***** MATERIALS PROVIDED

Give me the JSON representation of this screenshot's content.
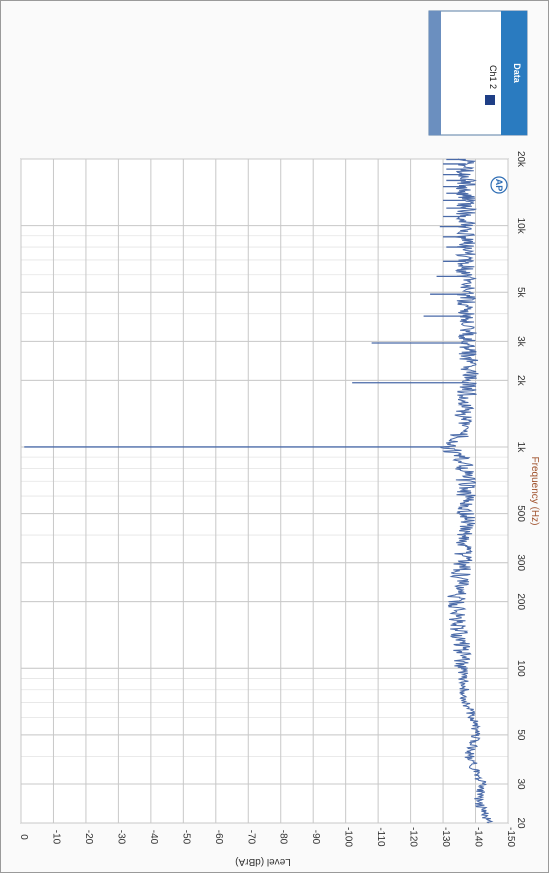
{
  "chart_data": {
    "type": "line",
    "orientation": "rotated-90-clockwise",
    "xlabel": "Frequency (Hz)",
    "ylabel": "Level (dBrA)",
    "x_scale": "log",
    "xlim": [
      20,
      20000
    ],
    "ylim": [
      -150,
      0
    ],
    "x_ticks": [
      {
        "value": 20,
        "label": "20"
      },
      {
        "value": 30,
        "label": "30"
      },
      {
        "value": 50,
        "label": "50"
      },
      {
        "value": 100,
        "label": "100"
      },
      {
        "value": 200,
        "label": "200"
      },
      {
        "value": 300,
        "label": "300"
      },
      {
        "value": 500,
        "label": "500"
      },
      {
        "value": 1000,
        "label": "1k"
      },
      {
        "value": 2000,
        "label": "2k"
      },
      {
        "value": 3000,
        "label": "3k"
      },
      {
        "value": 5000,
        "label": "5k"
      },
      {
        "value": 10000,
        "label": "10k"
      },
      {
        "value": 20000,
        "label": "20k"
      }
    ],
    "y_ticks": [
      {
        "value": 0,
        "label": "0"
      },
      {
        "value": -10,
        "label": "-10"
      },
      {
        "value": -20,
        "label": "-20"
      },
      {
        "value": -30,
        "label": "-30"
      },
      {
        "value": -40,
        "label": "-40"
      },
      {
        "value": -50,
        "label": "-50"
      },
      {
        "value": -60,
        "label": "-60"
      },
      {
        "value": -70,
        "label": "-70"
      },
      {
        "value": -80,
        "label": "-80"
      },
      {
        "value": -90,
        "label": "-90"
      },
      {
        "value": -100,
        "label": "-100"
      },
      {
        "value": -110,
        "label": "-110"
      },
      {
        "value": -120,
        "label": "-120"
      },
      {
        "value": -130,
        "label": "-130"
      },
      {
        "value": -140,
        "label": "-140"
      },
      {
        "value": -150,
        "label": "-150"
      }
    ],
    "grid": true,
    "legend": {
      "title": "Data",
      "entries": [
        "Ch1 2"
      ],
      "placement": "top-right"
    },
    "series": [
      {
        "name": "Ch1 2",
        "color": "#4a6aa8",
        "noise_floor": [
          [
            20,
            -144
          ],
          [
            25,
            -141
          ],
          [
            30,
            -142
          ],
          [
            40,
            -138
          ],
          [
            50,
            -140
          ],
          [
            60,
            -139
          ],
          [
            70,
            -137
          ],
          [
            100,
            -136
          ],
          [
            150,
            -135
          ],
          [
            200,
            -134
          ],
          [
            300,
            -136
          ],
          [
            500,
            -137
          ],
          [
            700,
            -137
          ],
          [
            900,
            -136
          ],
          [
            950,
            -133
          ],
          [
            1000,
            -132
          ],
          [
            1050,
            -133
          ],
          [
            1100,
            -135
          ],
          [
            1300,
            -136
          ],
          [
            2000,
            -138
          ],
          [
            5000,
            -137
          ],
          [
            10000,
            -137
          ],
          [
            20000,
            -137
          ]
        ],
        "peaks": [
          [
            1000,
            -1
          ],
          [
            1950,
            -102
          ],
          [
            2950,
            -108
          ],
          [
            3900,
            -124
          ],
          [
            4900,
            -126
          ],
          [
            5900,
            -128
          ],
          [
            6900,
            -130
          ],
          [
            8000,
            -131
          ],
          [
            8900,
            -130
          ],
          [
            9900,
            -129
          ],
          [
            11000,
            -130
          ],
          [
            12000,
            -131
          ],
          [
            13000,
            -130
          ],
          [
            14000,
            -131
          ],
          [
            15000,
            -130
          ],
          [
            16000,
            -131
          ],
          [
            17000,
            -130
          ],
          [
            18000,
            -131
          ],
          [
            19000,
            -130
          ],
          [
            19900,
            -131
          ]
        ]
      }
    ]
  },
  "logo": "AP"
}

**********

Reproduce the data above in full, exactly as it is, with the pictures left out.

Give me the JSON representation of this screenshot's content.
{
  "chart_data": {
    "type": "line",
    "orientation": "rotated-90-clockwise",
    "xlabel": "Frequency (Hz)",
    "ylabel": "Level (dBrA)",
    "x_scale": "log",
    "xlim": [
      20,
      20000
    ],
    "ylim": [
      -150,
      0
    ],
    "x_ticks": [
      {
        "value": 20,
        "label": "20"
      },
      {
        "value": 30,
        "label": "30"
      },
      {
        "value": 50,
        "label": "50"
      },
      {
        "value": 100,
        "label": "100"
      },
      {
        "value": 200,
        "label": "200"
      },
      {
        "value": 300,
        "label": "300"
      },
      {
        "value": 500,
        "label": "500"
      },
      {
        "value": 1000,
        "label": "1k"
      },
      {
        "value": 2000,
        "label": "2k"
      },
      {
        "value": 3000,
        "label": "3k"
      },
      {
        "value": 5000,
        "label": "5k"
      },
      {
        "value": 10000,
        "label": "10k"
      },
      {
        "value": 20000,
        "label": "20k"
      }
    ],
    "y_ticks": [
      {
        "value": 0,
        "label": "0"
      },
      {
        "value": -10,
        "label": "-10"
      },
      {
        "value": -20,
        "label": "-20"
      },
      {
        "value": -30,
        "label": "-30"
      },
      {
        "value": -40,
        "label": "-40"
      },
      {
        "value": -50,
        "label": "-50"
      },
      {
        "value": -60,
        "label": "-60"
      },
      {
        "value": -70,
        "label": "-70"
      },
      {
        "value": -80,
        "label": "-80"
      },
      {
        "value": -90,
        "label": "-90"
      },
      {
        "value": -100,
        "label": "-100"
      },
      {
        "value": -110,
        "label": "-110"
      },
      {
        "value": -120,
        "label": "-120"
      },
      {
        "value": -130,
        "label": "-130"
      },
      {
        "value": -140,
        "label": "-140"
      },
      {
        "value": -150,
        "label": "-150"
      }
    ],
    "grid": true,
    "legend": {
      "title": "Data",
      "entries": [
        "Ch1 2"
      ],
      "placement": "top-right"
    },
    "series": [
      {
        "name": "Ch1 2",
        "color": "#4a6aa8",
        "noise_floor": [
          [
            20,
            -144
          ],
          [
            25,
            -141
          ],
          [
            30,
            -142
          ],
          [
            40,
            -138
          ],
          [
            50,
            -140
          ],
          [
            60,
            -139
          ],
          [
            70,
            -137
          ],
          [
            100,
            -136
          ],
          [
            150,
            -135
          ],
          [
            200,
            -134
          ],
          [
            300,
            -136
          ],
          [
            500,
            -137
          ],
          [
            700,
            -137
          ],
          [
            900,
            -136
          ],
          [
            950,
            -133
          ],
          [
            1000,
            -132
          ],
          [
            1050,
            -133
          ],
          [
            1100,
            -135
          ],
          [
            1300,
            -136
          ],
          [
            2000,
            -138
          ],
          [
            5000,
            -137
          ],
          [
            10000,
            -137
          ],
          [
            20000,
            -137
          ]
        ],
        "peaks": [
          [
            1000,
            -1
          ],
          [
            1950,
            -102
          ],
          [
            2950,
            -108
          ],
          [
            3900,
            -124
          ],
          [
            4900,
            -126
          ],
          [
            5900,
            -128
          ],
          [
            6900,
            -130
          ],
          [
            8000,
            -131
          ],
          [
            8900,
            -130
          ],
          [
            9900,
            -129
          ],
          [
            11000,
            -130
          ],
          [
            12000,
            -131
          ],
          [
            13000,
            -130
          ],
          [
            14000,
            -131
          ],
          [
            15000,
            -130
          ],
          [
            16000,
            -131
          ],
          [
            17000,
            -130
          ],
          [
            18000,
            -131
          ],
          [
            19000,
            -130
          ],
          [
            19900,
            -131
          ]
        ]
      }
    ]
  },
  "logo": "AP"
}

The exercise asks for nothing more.